··· EXCERPTED RECORDS ···

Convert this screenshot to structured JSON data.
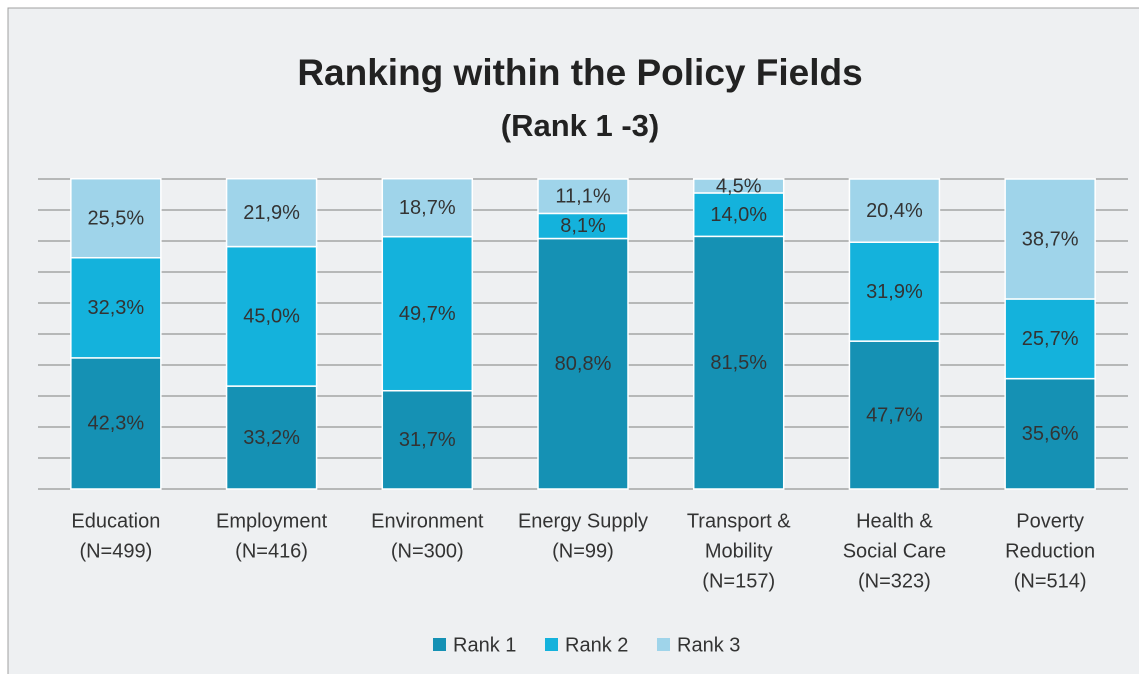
{
  "chart_data": {
    "type": "stacked_bar",
    "title": "Ranking within the Policy Fields",
    "subtitle": "(Rank 1 -3)",
    "categories": [
      [
        "Education",
        "(N=499)"
      ],
      [
        "Employment",
        "(N=416)"
      ],
      [
        "Environment",
        "(N=300)"
      ],
      [
        "Energy Supply",
        "(N=99)"
      ],
      [
        "Transport &",
        "Mobility",
        "(N=157)"
      ],
      [
        "Health &",
        "Social Care",
        "(N=323)"
      ],
      [
        "Poverty",
        "Reduction",
        "(N=514)"
      ]
    ],
    "series": [
      {
        "name": "Rank 1",
        "color": "#1591b4",
        "values": [
          42.3,
          33.2,
          31.7,
          80.8,
          81.5,
          47.7,
          35.6
        ],
        "value_labels": [
          "42,3%",
          "33,2%",
          "31,7%",
          "80,8%",
          "81,5%",
          "47,7%",
          "35,6%"
        ]
      },
      {
        "name": "Rank 2",
        "color": "#14b2dc",
        "values": [
          32.3,
          45.0,
          49.7,
          8.1,
          14.0,
          31.9,
          25.7
        ],
        "value_labels": [
          "32,3%",
          "45,0%",
          "49,7%",
          "8,1%",
          "14,0%",
          "31,9%",
          "25,7%"
        ]
      },
      {
        "name": "Rank 3",
        "color": "#9fd4ea",
        "values": [
          25.5,
          21.9,
          18.7,
          11.1,
          4.5,
          20.4,
          38.7
        ],
        "value_labels": [
          "25,5%",
          "21,9%",
          "18,7%",
          "11,1%",
          "4,5%",
          "20,4%",
          "38,7%"
        ]
      }
    ],
    "ylim": [
      0,
      100
    ],
    "yticks": [
      0,
      10,
      20,
      30,
      40,
      50,
      60,
      70,
      80,
      90,
      100
    ],
    "grid": true,
    "legend": "bottom"
  }
}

···

* [EXERCISE TASK] Make an exact copy of the data, leaving its pictures out.

* [EXERCISE RESULT]
Convert this screenshot to structured JSON data.
{
  "chart_data": {
    "type": "stacked_bar",
    "title": "Ranking within the Policy Fields",
    "subtitle": "(Rank 1 -3)",
    "categories": [
      [
        "Education",
        "(N=499)"
      ],
      [
        "Employment",
        "(N=416)"
      ],
      [
        "Environment",
        "(N=300)"
      ],
      [
        "Energy Supply",
        "(N=99)"
      ],
      [
        "Transport &",
        "Mobility",
        "(N=157)"
      ],
      [
        "Health &",
        "Social Care",
        "(N=323)"
      ],
      [
        "Poverty",
        "Reduction",
        "(N=514)"
      ]
    ],
    "series": [
      {
        "name": "Rank 1",
        "color": "#1591b4",
        "values": [
          42.3,
          33.2,
          31.7,
          80.8,
          81.5,
          47.7,
          35.6
        ],
        "value_labels": [
          "42,3%",
          "33,2%",
          "31,7%",
          "80,8%",
          "81,5%",
          "47,7%",
          "35,6%"
        ]
      },
      {
        "name": "Rank 2",
        "color": "#14b2dc",
        "values": [
          32.3,
          45.0,
          49.7,
          8.1,
          14.0,
          31.9,
          25.7
        ],
        "value_labels": [
          "32,3%",
          "45,0%",
          "49,7%",
          "8,1%",
          "14,0%",
          "31,9%",
          "25,7%"
        ]
      },
      {
        "name": "Rank 3",
        "color": "#9fd4ea",
        "values": [
          25.5,
          21.9,
          18.7,
          11.1,
          4.5,
          20.4,
          38.7
        ],
        "value_labels": [
          "25,5%",
          "21,9%",
          "18,7%",
          "11,1%",
          "4,5%",
          "20,4%",
          "38,7%"
        ]
      }
    ],
    "ylim": [
      0,
      100
    ],
    "yticks": [
      0,
      10,
      20,
      30,
      40,
      50,
      60,
      70,
      80,
      90,
      100
    ],
    "grid": true,
    "legend": "bottom"
  }
}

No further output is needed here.